● EXERCISE DETAILS: Everything in the data should be repeated exactly, save for the images.

● Items from a data source:
━━━━━━━━━━━━━━━━

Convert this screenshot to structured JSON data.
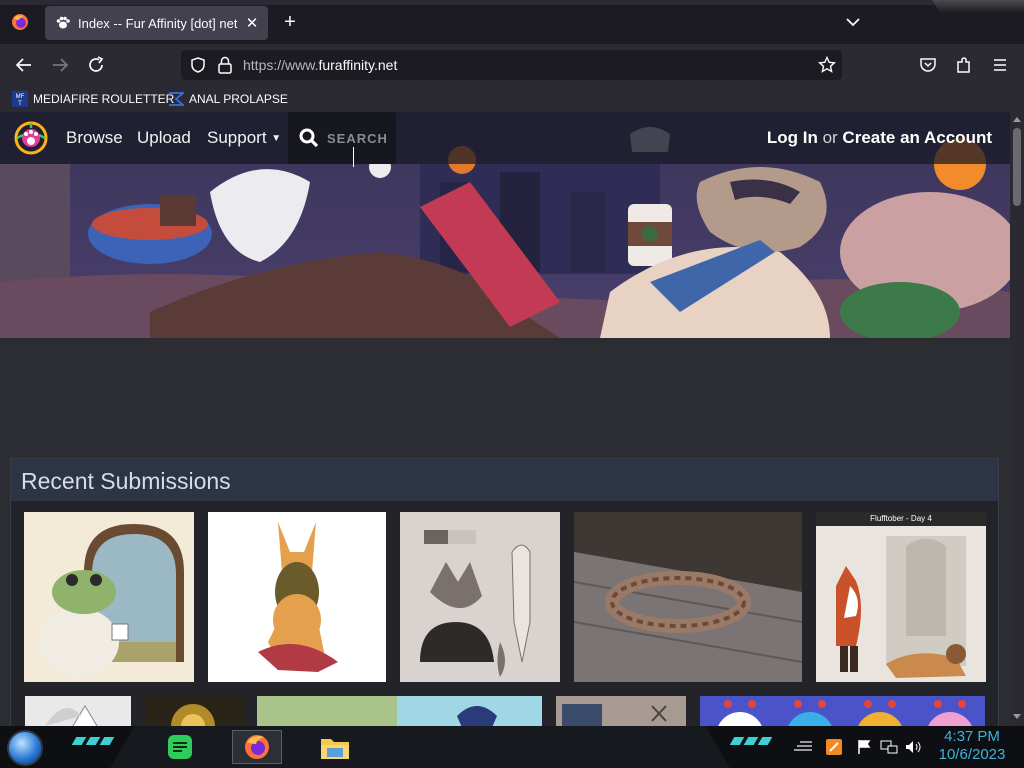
{
  "browser": {
    "tab_title": "Index -- Fur Affinity [dot] net",
    "tab_close": "✕",
    "new_tab": "+",
    "url_scheme": "https://www.",
    "url_host": "furaffinity.net"
  },
  "bookmarks": [
    {
      "label": "MEDIAFIRE ROULETTER",
      "icon": "mediafire-icon"
    },
    {
      "label": "ANAL PROLAPSE",
      "icon": "bookmark-logo-icon"
    }
  ],
  "site": {
    "nav": [
      "Browse",
      "Upload",
      "Support"
    ],
    "search_placeholder": "SEARCH",
    "login": "Log In",
    "or": "or",
    "create": "Create an Account"
  },
  "recent": {
    "title": "Recent Submissions",
    "thumbs": [
      {
        "name": "frog-in-sweater",
        "bg": "#f3ead8"
      },
      {
        "name": "dog-character",
        "bg": "#ffffff"
      },
      {
        "name": "wolf-reference-sheet",
        "bg": "#d9d3cf"
      },
      {
        "name": "copper-bracelet",
        "bg": "#5c5653"
      },
      {
        "name": "flufftober-day-4",
        "bg": "#e9e5de",
        "caption": "Flufftober - Day 4"
      }
    ]
  },
  "taskbar": {
    "time": "4:37 PM",
    "date": "10/6/2023",
    "accent": "#3dcfd3"
  }
}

━━━━━━━━━━━━━━━━

● THE RESPONSE:
Convert this screenshot to structured JSON data.
{
  "browser": {
    "tab_title": "Index -- Fur Affinity [dot] net",
    "tab_close": "✕",
    "new_tab": "+",
    "url_scheme": "https://www.",
    "url_host": "furaffinity.net"
  },
  "bookmarks": [
    {
      "label": "MEDIAFIRE ROULETTER",
      "icon": "mediafire-icon"
    },
    {
      "label": "ANAL PROLAPSE",
      "icon": "bookmark-logo-icon"
    }
  ],
  "site": {
    "nav": [
      "Browse",
      "Upload",
      "Support"
    ],
    "search_placeholder": "SEARCH",
    "login": "Log In",
    "or": "or",
    "create": "Create an Account"
  },
  "recent": {
    "title": "Recent Submissions",
    "thumbs": [
      {
        "name": "frog-in-sweater",
        "bg": "#f3ead8"
      },
      {
        "name": "dog-character",
        "bg": "#ffffff"
      },
      {
        "name": "wolf-reference-sheet",
        "bg": "#d9d3cf"
      },
      {
        "name": "copper-bracelet",
        "bg": "#5c5653"
      },
      {
        "name": "flufftober-day-4",
        "bg": "#e9e5de",
        "caption": "Flufftober - Day 4"
      }
    ]
  },
  "taskbar": {
    "time": "4:37 PM",
    "date": "10/6/2023",
    "accent": "#3dcfd3"
  }
}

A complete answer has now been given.